== Exercise materials ==
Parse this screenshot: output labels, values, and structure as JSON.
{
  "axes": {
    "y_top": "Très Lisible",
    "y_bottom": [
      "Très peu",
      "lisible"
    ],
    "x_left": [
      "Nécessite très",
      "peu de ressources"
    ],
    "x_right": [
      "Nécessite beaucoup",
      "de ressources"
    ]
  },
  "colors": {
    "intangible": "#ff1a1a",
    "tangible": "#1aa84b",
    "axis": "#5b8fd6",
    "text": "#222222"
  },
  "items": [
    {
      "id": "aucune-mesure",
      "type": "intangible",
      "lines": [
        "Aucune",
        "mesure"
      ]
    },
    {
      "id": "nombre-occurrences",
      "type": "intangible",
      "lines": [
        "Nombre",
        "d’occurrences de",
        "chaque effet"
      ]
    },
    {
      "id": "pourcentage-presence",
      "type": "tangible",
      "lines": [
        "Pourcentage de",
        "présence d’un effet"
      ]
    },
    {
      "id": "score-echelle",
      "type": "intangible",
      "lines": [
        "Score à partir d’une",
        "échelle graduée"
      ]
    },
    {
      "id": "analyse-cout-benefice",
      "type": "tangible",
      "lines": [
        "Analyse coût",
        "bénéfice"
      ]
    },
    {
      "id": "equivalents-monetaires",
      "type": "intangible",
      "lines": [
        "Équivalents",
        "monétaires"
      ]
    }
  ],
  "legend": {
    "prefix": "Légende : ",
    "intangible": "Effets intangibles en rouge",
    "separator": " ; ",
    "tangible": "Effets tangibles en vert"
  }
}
===
** Instructions to follow **
Scan the material above for the word "Nécessite". Copy each line where it occurs.

** Output of the task **
      "Nécessite très",
      "Nécessite beaucoup",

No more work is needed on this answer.